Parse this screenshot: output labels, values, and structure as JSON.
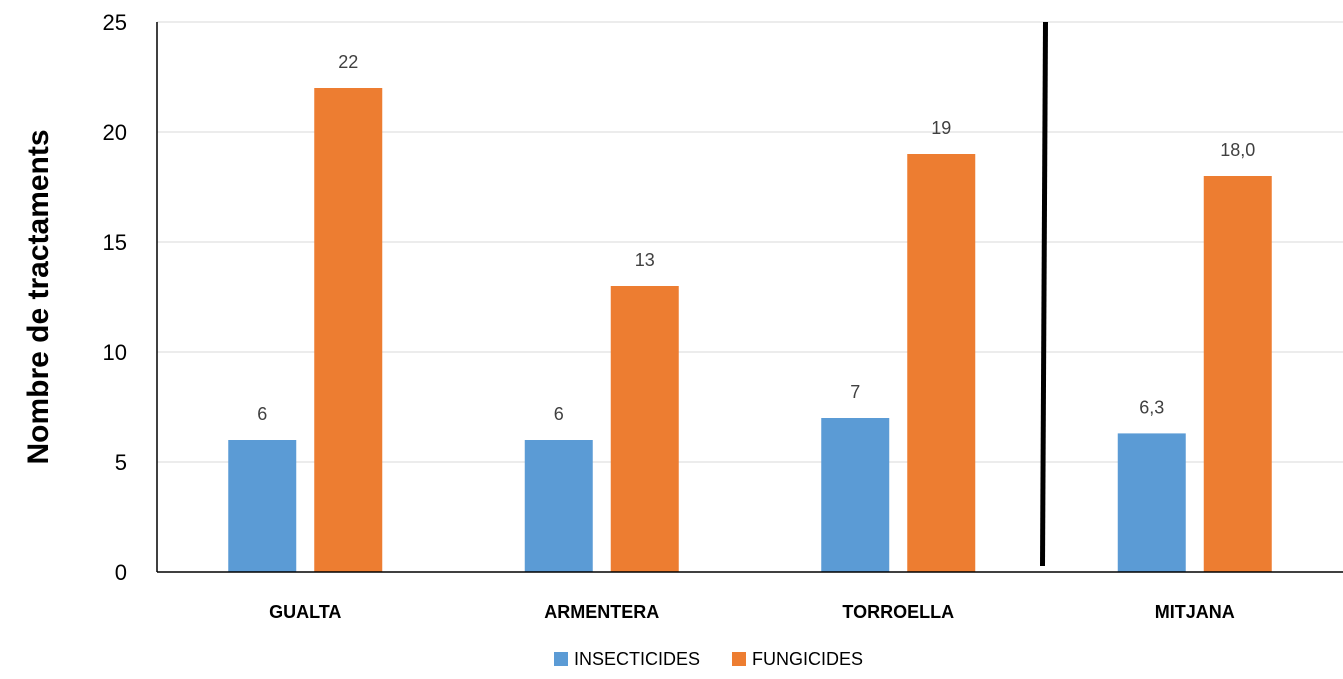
{
  "chart_data": {
    "type": "bar",
    "title": "",
    "xlabel": "",
    "ylabel": "Nombre de tractaments",
    "ylim": [
      0,
      25
    ],
    "yticks": [
      "0",
      "5",
      "10",
      "15",
      "20",
      "25"
    ],
    "grid": true,
    "legend_position": "bottom",
    "categories": [
      "GUALTA",
      "ARMENTERA",
      "TORROELLA",
      "MITJANA"
    ],
    "series": [
      {
        "name": "INSECTICIDES",
        "color": "#5B9BD5",
        "values": [
          6,
          6,
          7,
          6.3
        ],
        "labels": [
          "6",
          "6",
          "7",
          "6,3"
        ]
      },
      {
        "name": "FUNGICIDES",
        "color": "#ED7D31",
        "values": [
          22,
          13,
          19,
          18
        ],
        "labels": [
          "22",
          "13",
          "19",
          "18,0"
        ]
      }
    ],
    "separator": "vertical black line between TORROELLA and MITJANA"
  }
}
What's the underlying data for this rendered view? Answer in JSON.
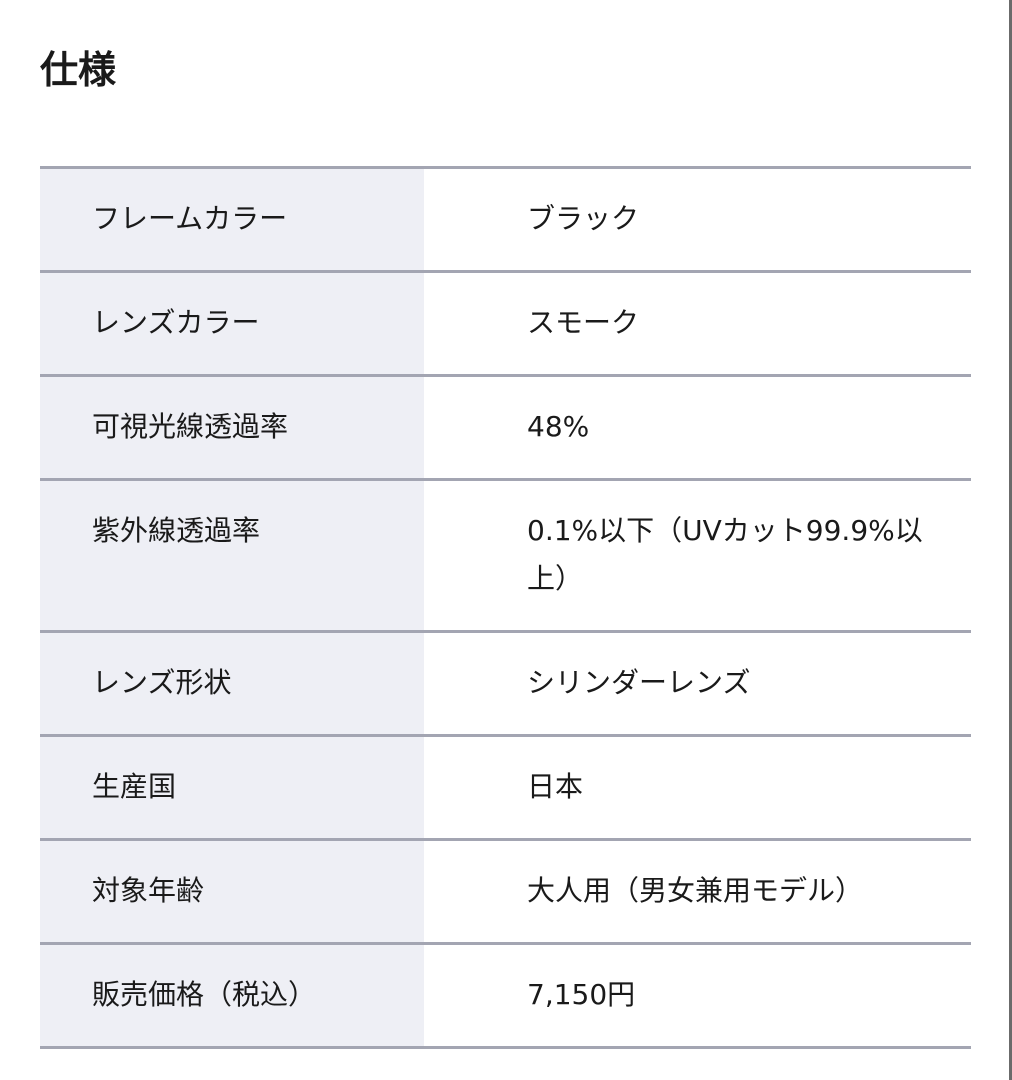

#####

Short exercise => Repeat each record exactly as shown above, dropping all images.

Complete answer =>
Parse this screenshot: output labels, values, and structure as JSON.
{
  "chart_data": {
    "type": "bar",
    "title": "",
    "xlabel": "",
    "ylabel": "Nombre de tractaments",
    "ylim": [
      0,
      25
    ],
    "yticks": [
      "0",
      "5",
      "10",
      "15",
      "20",
      "25"
    ],
    "grid": true,
    "legend_position": "bottom",
    "categories": [
      "GUALTA",
      "ARMENTERA",
      "TORROELLA",
      "MITJANA"
    ],
    "series": [
      {
        "name": "INSECTICIDES",
        "color": "#5B9BD5",
        "values": [
          6,
          6,
          7,
          6.3
        ],
        "labels": [
          "6",
          "6",
          "7",
          "6,3"
        ]
      },
      {
        "name": "FUNGICIDES",
        "color": "#ED7D31",
        "values": [
          22,
          13,
          19,
          18
        ],
        "labels": [
          "22",
          "13",
          "19",
          "18,0"
        ]
      }
    ],
    "separator": "vertical black line between TORROELLA and MITJANA"
  }
}
What's the underlying data for this rendered view? Answer in JSON.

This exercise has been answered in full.